* [Directions for this task]: Write the material out again exactly.

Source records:
-------------------------

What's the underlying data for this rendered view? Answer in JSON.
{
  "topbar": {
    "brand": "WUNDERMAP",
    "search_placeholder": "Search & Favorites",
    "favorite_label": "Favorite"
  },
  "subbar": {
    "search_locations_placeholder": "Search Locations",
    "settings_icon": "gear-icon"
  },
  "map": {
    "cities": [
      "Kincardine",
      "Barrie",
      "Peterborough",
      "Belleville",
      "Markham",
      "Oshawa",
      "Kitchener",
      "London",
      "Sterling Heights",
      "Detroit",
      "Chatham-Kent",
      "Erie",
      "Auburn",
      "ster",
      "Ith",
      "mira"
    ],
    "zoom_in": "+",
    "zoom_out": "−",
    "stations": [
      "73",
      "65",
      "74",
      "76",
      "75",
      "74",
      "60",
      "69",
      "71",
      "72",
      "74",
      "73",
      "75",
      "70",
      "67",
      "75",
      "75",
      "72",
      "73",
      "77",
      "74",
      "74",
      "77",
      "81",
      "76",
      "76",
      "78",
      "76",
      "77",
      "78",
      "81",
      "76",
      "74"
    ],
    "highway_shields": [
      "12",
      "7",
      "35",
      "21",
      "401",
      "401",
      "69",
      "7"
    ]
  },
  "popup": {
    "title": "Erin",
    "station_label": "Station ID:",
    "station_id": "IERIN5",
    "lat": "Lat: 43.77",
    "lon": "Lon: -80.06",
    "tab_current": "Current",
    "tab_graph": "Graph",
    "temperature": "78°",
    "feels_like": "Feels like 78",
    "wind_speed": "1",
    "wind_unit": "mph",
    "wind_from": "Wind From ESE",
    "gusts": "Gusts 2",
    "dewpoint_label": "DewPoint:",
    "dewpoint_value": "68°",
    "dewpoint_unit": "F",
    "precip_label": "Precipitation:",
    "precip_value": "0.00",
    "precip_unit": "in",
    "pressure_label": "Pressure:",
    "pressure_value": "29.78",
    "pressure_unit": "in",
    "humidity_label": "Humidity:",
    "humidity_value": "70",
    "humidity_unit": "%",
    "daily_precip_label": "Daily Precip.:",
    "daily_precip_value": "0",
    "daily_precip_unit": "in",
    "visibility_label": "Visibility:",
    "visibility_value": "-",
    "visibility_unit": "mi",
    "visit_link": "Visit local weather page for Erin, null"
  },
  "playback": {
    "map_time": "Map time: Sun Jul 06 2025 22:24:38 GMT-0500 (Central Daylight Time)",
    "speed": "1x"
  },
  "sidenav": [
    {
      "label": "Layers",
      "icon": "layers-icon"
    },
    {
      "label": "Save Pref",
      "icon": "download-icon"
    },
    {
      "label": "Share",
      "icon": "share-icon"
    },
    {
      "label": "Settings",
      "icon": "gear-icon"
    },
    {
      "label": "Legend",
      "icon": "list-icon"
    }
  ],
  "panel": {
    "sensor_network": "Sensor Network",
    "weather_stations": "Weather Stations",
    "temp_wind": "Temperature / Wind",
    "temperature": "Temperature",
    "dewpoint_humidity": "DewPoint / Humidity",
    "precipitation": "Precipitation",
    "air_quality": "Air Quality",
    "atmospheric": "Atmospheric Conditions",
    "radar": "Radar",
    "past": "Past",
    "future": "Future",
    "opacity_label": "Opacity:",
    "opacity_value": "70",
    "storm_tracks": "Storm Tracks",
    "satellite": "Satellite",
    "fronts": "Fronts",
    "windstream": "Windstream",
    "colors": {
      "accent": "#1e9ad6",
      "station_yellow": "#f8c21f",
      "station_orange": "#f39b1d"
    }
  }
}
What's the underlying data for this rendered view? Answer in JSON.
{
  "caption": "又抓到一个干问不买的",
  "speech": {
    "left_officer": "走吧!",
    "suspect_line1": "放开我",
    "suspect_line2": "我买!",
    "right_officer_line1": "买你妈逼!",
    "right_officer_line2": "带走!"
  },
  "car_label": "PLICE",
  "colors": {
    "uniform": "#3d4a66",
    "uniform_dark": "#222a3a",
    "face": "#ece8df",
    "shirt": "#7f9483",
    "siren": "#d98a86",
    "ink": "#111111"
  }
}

-------------------------

* [Task output]:
What's the underlying data for this rendered view? Answer in JSON.
{
  "topbar": {
    "brand": "WUNDERMAP",
    "search_placeholder": "Search & Favorites",
    "favorite_label": "Favorite"
  },
  "subbar": {
    "search_locations_placeholder": "Search Locations",
    "settings_icon": "gear-icon"
  },
  "map": {
    "cities": [
      "Kincardine",
      "Barrie",
      "Peterborough",
      "Belleville",
      "Markham",
      "Oshawa",
      "Kitchener",
      "London",
      "Sterling Heights",
      "Detroit",
      "Chatham-Kent",
      "Erie",
      "Auburn",
      "ster",
      "Ith",
      "mira"
    ],
    "zoom_in": "+",
    "zoom_out": "−",
    "stations": [
      "73",
      "65",
      "74",
      "76",
      "75",
      "74",
      "60",
      "69",
      "71",
      "72",
      "74",
      "73",
      "75",
      "70",
      "67",
      "75",
      "75",
      "72",
      "73",
      "77",
      "74",
      "74",
      "77",
      "81",
      "76",
      "76",
      "78",
      "76",
      "77",
      "78",
      "81",
      "76",
      "74"
    ],
    "highway_shields": [
      "12",
      "7",
      "35",
      "21",
      "401",
      "401",
      "69",
      "7"
    ]
  },
  "popup": {
    "title": "Erin",
    "station_label": "Station ID:",
    "station_id": "IERIN5",
    "lat": "Lat: 43.77",
    "lon": "Lon: -80.06",
    "tab_current": "Current",
    "tab_graph": "Graph",
    "temperature": "78°",
    "feels_like": "Feels like 78",
    "wind_speed": "1",
    "wind_unit": "mph",
    "wind_from": "Wind From ESE",
    "gusts": "Gusts 2",
    "dewpoint_label": "DewPoint:",
    "dewpoint_value": "68°",
    "dewpoint_unit": "F",
    "precip_label": "Precipitation:",
    "precip_value": "0.00",
    "precip_unit": "in",
    "pressure_label": "Pressure:",
    "pressure_value": "29.78",
    "pressure_unit": "in",
    "humidity_label": "Humidity:",
    "humidity_value": "70",
    "humidity_unit": "%",
    "daily_precip_label": "Daily Precip.:",
    "daily_precip_value": "0",
    "daily_precip_unit": "in",
    "visibility_label": "Visibility:",
    "visibility_value": "-",
    "visibility_unit": "mi",
    "visit_link": "Visit local weather page for Erin, null"
  },
  "playback": {
    "map_time": "Map time: Sun Jul 06 2025 22:24:38 GMT-0500 (Central Daylight Time)",
    "speed": "1x"
  },
  "sidenav": [
    {
      "label": "Layers",
      "icon": "layers-icon"
    },
    {
      "label": "Save Pref",
      "icon": "download-icon"
    },
    {
      "label": "Share",
      "icon": "share-icon"
    },
    {
      "label": "Settings",
      "icon": "gear-icon"
    },
    {
      "label": "Legend",
      "icon": "list-icon"
    }
  ],
  "panel": {
    "sensor_network": "Sensor Network",
    "weather_stations": "Weather Stations",
    "temp_wind": "Temperature / Wind",
    "temperature": "Temperature",
    "dewpoint_humidity": "DewPoint / Humidity",
    "precipitation": "Precipitation",
    "air_quality": "Air Quality",
    "atmospheric": "Atmospheric Conditions",
    "radar": "Radar",
    "past": "Past",
    "future": "Future",
    "opacity_label": "Opacity:",
    "opacity_value": "70",
    "storm_tracks": "Storm Tracks",
    "satellite": "Satellite",
    "fronts": "Fronts",
    "windstream": "Windstream",
    "colors": {
      "accent": "#1e9ad6",
      "station_yellow": "#f8c21f",
      "station_orange": "#f39b1d"
    }
  }
}
What's the underlying data for this rendered view? Answer in JSON.
{
  "caption": "又抓到一个干问不买的",
  "speech": {
    "left_officer": "走吧!",
    "suspect_line1": "放开我",
    "suspect_line2": "我买!",
    "right_officer_line1": "买你妈逼!",
    "right_officer_line2": "带走!"
  },
  "car_label": "PLICE",
  "colors": {
    "uniform": "#3d4a66",
    "uniform_dark": "#222a3a",
    "face": "#ece8df",
    "shirt": "#7f9483",
    "siren": "#d98a86",
    "ink": "#111111"
  }
}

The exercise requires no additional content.